--- start of PROVIDED MATERIAL ---

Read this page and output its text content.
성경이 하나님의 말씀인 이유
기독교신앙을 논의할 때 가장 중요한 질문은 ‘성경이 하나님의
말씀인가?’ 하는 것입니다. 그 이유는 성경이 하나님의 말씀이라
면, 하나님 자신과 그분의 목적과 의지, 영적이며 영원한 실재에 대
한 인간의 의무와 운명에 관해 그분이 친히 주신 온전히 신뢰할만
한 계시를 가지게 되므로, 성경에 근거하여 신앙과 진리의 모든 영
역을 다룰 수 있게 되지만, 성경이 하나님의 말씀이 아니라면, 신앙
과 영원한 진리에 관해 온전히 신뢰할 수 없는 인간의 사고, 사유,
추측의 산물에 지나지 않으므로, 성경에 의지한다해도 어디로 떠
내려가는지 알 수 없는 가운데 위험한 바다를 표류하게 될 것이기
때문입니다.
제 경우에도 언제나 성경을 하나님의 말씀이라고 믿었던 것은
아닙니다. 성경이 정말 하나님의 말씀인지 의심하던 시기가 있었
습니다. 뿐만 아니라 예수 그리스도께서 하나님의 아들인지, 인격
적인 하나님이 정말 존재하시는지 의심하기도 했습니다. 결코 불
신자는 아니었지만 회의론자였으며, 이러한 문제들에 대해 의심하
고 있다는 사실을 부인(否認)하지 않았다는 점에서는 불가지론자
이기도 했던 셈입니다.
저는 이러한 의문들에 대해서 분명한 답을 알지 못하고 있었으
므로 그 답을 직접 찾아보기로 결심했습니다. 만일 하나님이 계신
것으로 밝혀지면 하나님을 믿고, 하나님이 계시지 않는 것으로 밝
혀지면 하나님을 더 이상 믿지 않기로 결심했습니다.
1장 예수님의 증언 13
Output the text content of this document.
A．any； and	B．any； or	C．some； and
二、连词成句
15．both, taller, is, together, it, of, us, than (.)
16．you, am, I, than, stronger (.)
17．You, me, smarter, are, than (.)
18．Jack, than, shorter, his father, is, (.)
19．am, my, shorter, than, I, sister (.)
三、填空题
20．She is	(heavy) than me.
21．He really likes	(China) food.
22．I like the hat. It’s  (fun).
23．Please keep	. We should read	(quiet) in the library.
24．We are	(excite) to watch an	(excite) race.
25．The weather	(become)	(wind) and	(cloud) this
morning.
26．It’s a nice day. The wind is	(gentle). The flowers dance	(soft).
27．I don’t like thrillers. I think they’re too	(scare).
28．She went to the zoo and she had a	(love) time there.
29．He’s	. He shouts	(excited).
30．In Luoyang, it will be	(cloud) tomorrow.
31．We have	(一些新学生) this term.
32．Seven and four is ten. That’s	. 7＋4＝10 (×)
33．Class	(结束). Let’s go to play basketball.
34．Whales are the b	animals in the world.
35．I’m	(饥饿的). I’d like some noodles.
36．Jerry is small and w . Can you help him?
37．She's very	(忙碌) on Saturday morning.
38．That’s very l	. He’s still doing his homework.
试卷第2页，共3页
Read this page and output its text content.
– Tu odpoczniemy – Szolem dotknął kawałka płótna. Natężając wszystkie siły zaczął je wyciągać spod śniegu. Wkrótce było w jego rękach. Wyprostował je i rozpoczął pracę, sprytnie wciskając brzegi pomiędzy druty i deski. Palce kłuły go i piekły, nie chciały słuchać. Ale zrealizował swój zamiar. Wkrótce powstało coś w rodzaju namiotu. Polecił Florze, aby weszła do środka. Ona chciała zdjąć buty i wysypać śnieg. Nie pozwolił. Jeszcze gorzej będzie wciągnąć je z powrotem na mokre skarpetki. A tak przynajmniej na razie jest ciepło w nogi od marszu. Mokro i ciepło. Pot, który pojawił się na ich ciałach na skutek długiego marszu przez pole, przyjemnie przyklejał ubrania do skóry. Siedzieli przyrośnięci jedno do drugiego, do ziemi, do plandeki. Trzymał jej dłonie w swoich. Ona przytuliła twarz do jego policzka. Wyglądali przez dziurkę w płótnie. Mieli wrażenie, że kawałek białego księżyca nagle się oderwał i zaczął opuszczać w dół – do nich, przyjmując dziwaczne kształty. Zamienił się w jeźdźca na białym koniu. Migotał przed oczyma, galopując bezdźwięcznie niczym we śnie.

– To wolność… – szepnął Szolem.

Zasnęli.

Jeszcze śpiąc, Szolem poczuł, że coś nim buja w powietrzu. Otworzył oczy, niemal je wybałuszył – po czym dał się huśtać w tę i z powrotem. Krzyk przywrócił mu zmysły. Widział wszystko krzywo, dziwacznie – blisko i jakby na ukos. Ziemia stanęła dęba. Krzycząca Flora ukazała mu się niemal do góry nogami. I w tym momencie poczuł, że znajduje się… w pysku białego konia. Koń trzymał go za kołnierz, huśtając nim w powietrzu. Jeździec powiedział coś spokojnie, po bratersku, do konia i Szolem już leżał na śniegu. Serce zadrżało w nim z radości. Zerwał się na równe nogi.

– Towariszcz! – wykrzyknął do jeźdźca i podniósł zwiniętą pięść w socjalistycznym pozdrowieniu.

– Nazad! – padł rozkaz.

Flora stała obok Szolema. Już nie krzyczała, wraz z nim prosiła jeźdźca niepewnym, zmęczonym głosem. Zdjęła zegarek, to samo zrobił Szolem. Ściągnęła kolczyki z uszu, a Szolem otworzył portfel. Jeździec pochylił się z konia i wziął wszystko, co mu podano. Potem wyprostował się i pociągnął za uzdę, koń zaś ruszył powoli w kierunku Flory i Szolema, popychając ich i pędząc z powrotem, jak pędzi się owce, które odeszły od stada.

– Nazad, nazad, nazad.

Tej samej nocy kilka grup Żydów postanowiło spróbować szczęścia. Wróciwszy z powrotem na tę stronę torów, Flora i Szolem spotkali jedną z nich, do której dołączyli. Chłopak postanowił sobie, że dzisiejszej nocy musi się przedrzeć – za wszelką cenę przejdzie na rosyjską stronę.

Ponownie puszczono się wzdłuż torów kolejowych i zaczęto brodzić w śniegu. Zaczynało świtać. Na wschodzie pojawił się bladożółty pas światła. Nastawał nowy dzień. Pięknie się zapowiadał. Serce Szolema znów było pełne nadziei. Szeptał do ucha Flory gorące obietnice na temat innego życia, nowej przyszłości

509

--- end of PROVIDED MATERIAL ---

Quote the material exactly, leaving nothing out.

Read this page and output its text content.
성경이 하나님의 말씀인 이유
기독교신앙을 논의할 때 가장 중요한 질문은 ‘성경이 하나님의
말씀인가?’ 하는 것입니다. 그 이유는 성경이 하나님의 말씀이라
면, 하나님 자신과 그분의 목적과 의지, 영적이며 영원한 실재에 대
한 인간의 의무와 운명에 관해 그분이 친히 주신 온전히 신뢰할만
한 계시를 가지게 되므로, 성경에 근거하여 신앙과 진리의 모든 영
역을 다룰 수 있게 되지만, 성경이 하나님의 말씀이 아니라면, 신앙
과 영원한 진리에 관해 온전히 신뢰할 수 없는 인간의 사고, 사유,
추측의 산물에 지나지 않으므로, 성경에 의지한다해도 어디로 떠
내려가는지 알 수 없는 가운데 위험한 바다를 표류하게 될 것이기
때문입니다.
제 경우에도 언제나 성경을 하나님의 말씀이라고 믿었던 것은
아닙니다. 성경이 정말 하나님의 말씀인지 의심하던 시기가 있었
습니다. 뿐만 아니라 예수 그리스도께서 하나님의 아들인지, 인격
적인 하나님이 정말 존재하시는지 의심하기도 했습니다. 결코 불
신자는 아니었지만 회의론자였으며, 이러한 문제들에 대해 의심하
고 있다는 사실을 부인(否認)하지 않았다는 점에서는 불가지론자
이기도 했던 셈입니다.
저는 이러한 의문들에 대해서 분명한 답을 알지 못하고 있었으
므로 그 답을 직접 찾아보기로 결심했습니다. 만일 하나님이 계신
것으로 밝혀지면 하나님을 믿고, 하나님이 계시지 않는 것으로 밝
혀지면 하나님을 더 이상 믿지 않기로 결심했습니다.
1장 예수님의 증언 13
Output the text content of this document.
A．any； and	B．any； or	C．some； and
二、连词成句
15．both, taller, is, together, it, of, us, than (.)
16．you, am, I, than, stronger (.)
17．You, me, smarter, are, than (.)
18．Jack, than, shorter, his father, is, (.)
19．am, my, shorter, than, I, sister (.)
三、填空题
20．She is	(heavy) than me.
21．He really likes	(China) food.
22．I like the hat. It’s  (fun).
23．Please keep	. We should read	(quiet) in the library.
24．We are	(excite) to watch an	(excite) race.
25．The weather	(become)	(wind) and	(cloud) this
morning.
26．It’s a nice day. The wind is	(gentle). The flowers dance	(soft).
27．I don’t like thrillers. I think they’re too	(scare).
28．She went to the zoo and she had a	(love) time there.
29．He’s	. He shouts	(excited).
30．In Luoyang, it will be	(cloud) tomorrow.
31．We have	(一些新学生) this term.
32．Seven and four is ten. That’s	. 7＋4＝10 (×)
33．Class	(结束). Let’s go to play basketball.
34．Whales are the b	animals in the world.
35．I’m	(饥饿的). I’d like some noodles.
36．Jerry is small and w . Can you help him?
37．She's very	(忙碌) on Saturday morning.
38．That’s very l	. He’s still doing his homework.
试卷第2页，共3页
Read this page and output its text content.
– Tu odpoczniemy – Szolem dotknął kawałka płótna. Natężając wszystkie siły zaczął je wyciągać spod śniegu. Wkrótce było w jego rękach. Wyprostował je i rozpoczął pracę, sprytnie wciskając brzegi pomiędzy druty i deski. Palce kłuły go i piekły, nie chciały słuchać. Ale zrealizował swój zamiar. Wkrótce powstało coś w rodzaju namiotu. Polecił Florze, aby weszła do środka. Ona chciała zdjąć buty i wysypać śnieg. Nie pozwolił. Jeszcze gorzej będzie wciągnąć je z powrotem na mokre skarpetki. A tak przynajmniej na razie jest ciepło w nogi od marszu. Mokro i ciepło. Pot, który pojawił się na ich ciałach na skutek długiego marszu przez pole, przyjemnie przyklejał ubrania do skóry. Siedzieli przyrośnięci jedno do drugiego, do ziemi, do plandeki. Trzymał jej dłonie w swoich. Ona przytuliła twarz do jego policzka. Wyglądali przez dziurkę w płótnie. Mieli wrażenie, że kawałek białego księżyca nagle się oderwał i zaczął opuszczać w dół – do nich, przyjmując dziwaczne kształty. Zamienił się w jeźdźca na białym koniu. Migotał przed oczyma, galopując bezdźwięcznie niczym we śnie.

– To wolność… – szepnął Szolem.

Zasnęli.

Jeszcze śpiąc, Szolem poczuł, że coś nim buja w powietrzu. Otworzył oczy, niemal je wybałuszył – po czym dał się huśtać w tę i z powrotem. Krzyk przywrócił mu zmysły. Widział wszystko krzywo, dziwacznie – blisko i jakby na ukos. Ziemia stanęła dęba. Krzycząca Flora ukazała mu się niemal do góry nogami. I w tym momencie poczuł, że znajduje się… w pysku białego konia. Koń trzymał go za kołnierz, huśtając nim w powietrzu. Jeździec powiedział coś spokojnie, po bratersku, do konia i Szolem już leżał na śniegu. Serce zadrżało w nim z radości. Zerwał się na równe nogi.

– Towariszcz! – wykrzyknął do jeźdźca i podniósł zwiniętą pięść w socjalistycznym pozdrowieniu.

– Nazad! – padł rozkaz.

Flora stała obok Szolema. Już nie krzyczała, wraz z nim prosiła jeźdźca niepewnym, zmęczonym głosem. Zdjęła zegarek, to samo zrobił Szolem. Ściągnęła kolczyki z uszu, a Szolem otworzył portfel. Jeździec pochylił się z konia i wziął wszystko, co mu podano. Potem wyprostował się i pociągnął za uzdę, koń zaś ruszył powoli w kierunku Flory i Szolema, popychając ich i pędząc z powrotem, jak pędzi się owce, które odeszły od stada.

– Nazad, nazad, nazad.

Tej samej nocy kilka grup Żydów postanowiło spróbować szczęścia. Wróciwszy z powrotem na tę stronę torów, Flora i Szolem spotkali jedną z nich, do której dołączyli. Chłopak postanowił sobie, że dzisiejszej nocy musi się przedrzeć – za wszelką cenę przejdzie na rosyjską stronę.

Ponownie puszczono się wzdłuż torów kolejowych i zaczęto brodzić w śniegu. Zaczynało świtać. Na wschodzie pojawił się bladożółty pas światła. Nastawał nowy dzień. Pięknie się zapowiadał. Serce Szolema znów było pełne nadziei. Szeptał do ucha Flory gorące obietnice na temat innego życia, nowej przyszłości

509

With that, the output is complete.